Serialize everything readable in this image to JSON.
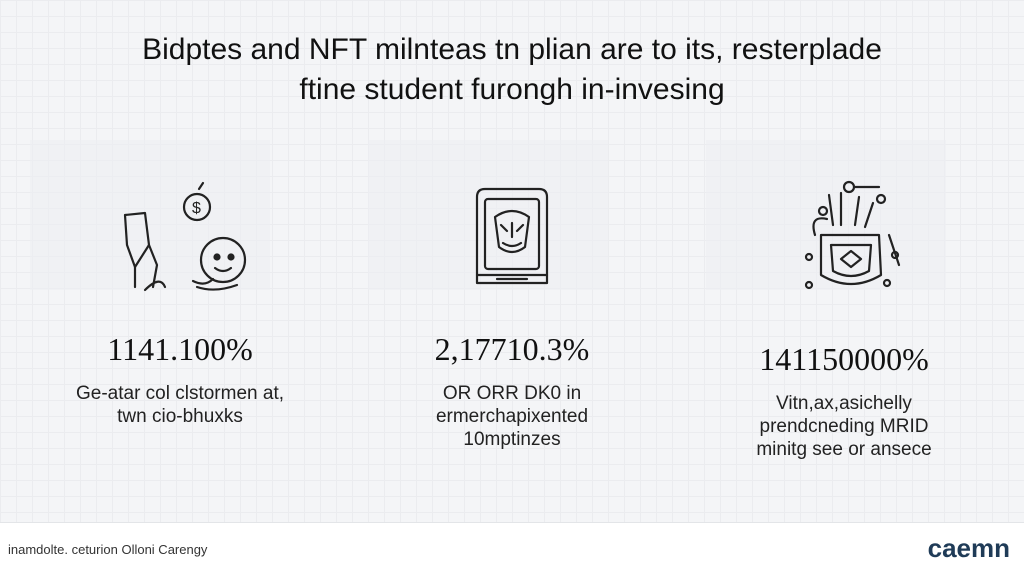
{
  "title": {
    "line1": "Bidptes and NFT milnteas tn plian are to its, resterplade",
    "line2": "ftine student furongh in-invesing"
  },
  "columns": [
    {
      "icon": "finance-person-icon",
      "stat": "1141.100%",
      "desc": [
        "Ge-atar col clstormen at,",
        "twn cio-bhuxks"
      ]
    },
    {
      "icon": "nft-frame-icon",
      "stat": "2,17710.3%",
      "desc": [
        "OR ORR DK0 in",
        "ermerchapixented",
        "10mptinzes"
      ]
    },
    {
      "icon": "crypto-network-icon",
      "stat": "141150000%",
      "desc": [
        "Vitn,ax,asichelly",
        "prendcneding MRID",
        "minitg see or ansece"
      ]
    }
  ],
  "footer": {
    "left_text": "inamdolte. ceturion Olloni Carengy",
    "logo_text": "caemn"
  },
  "colors": {
    "accent": "#1f3b57",
    "text": "#111111"
  }
}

──────

» YOUR GOAL:
Copy the data exactly. Any picture it contains is to be omitted.

» ANSWER FOR THIS EXERCISE:
Serialize everything readable in this image to JSON.
{
  "title": {
    "line1": "Bidptes and NFT milnteas tn plian are to its, resterplade",
    "line2": "ftine student furongh in-invesing"
  },
  "columns": [
    {
      "icon": "finance-person-icon",
      "stat": "1141.100%",
      "desc": [
        "Ge-atar col clstormen at,",
        "twn cio-bhuxks"
      ]
    },
    {
      "icon": "nft-frame-icon",
      "stat": "2,17710.3%",
      "desc": [
        "OR ORR DK0 in",
        "ermerchapixented",
        "10mptinzes"
      ]
    },
    {
      "icon": "crypto-network-icon",
      "stat": "141150000%",
      "desc": [
        "Vitn,ax,asichelly",
        "prendcneding MRID",
        "minitg see or ansece"
      ]
    }
  ],
  "footer": {
    "left_text": "inamdolte. ceturion Olloni Carengy",
    "logo_text": "caemn"
  },
  "colors": {
    "accent": "#1f3b57",
    "text": "#111111"
  }
}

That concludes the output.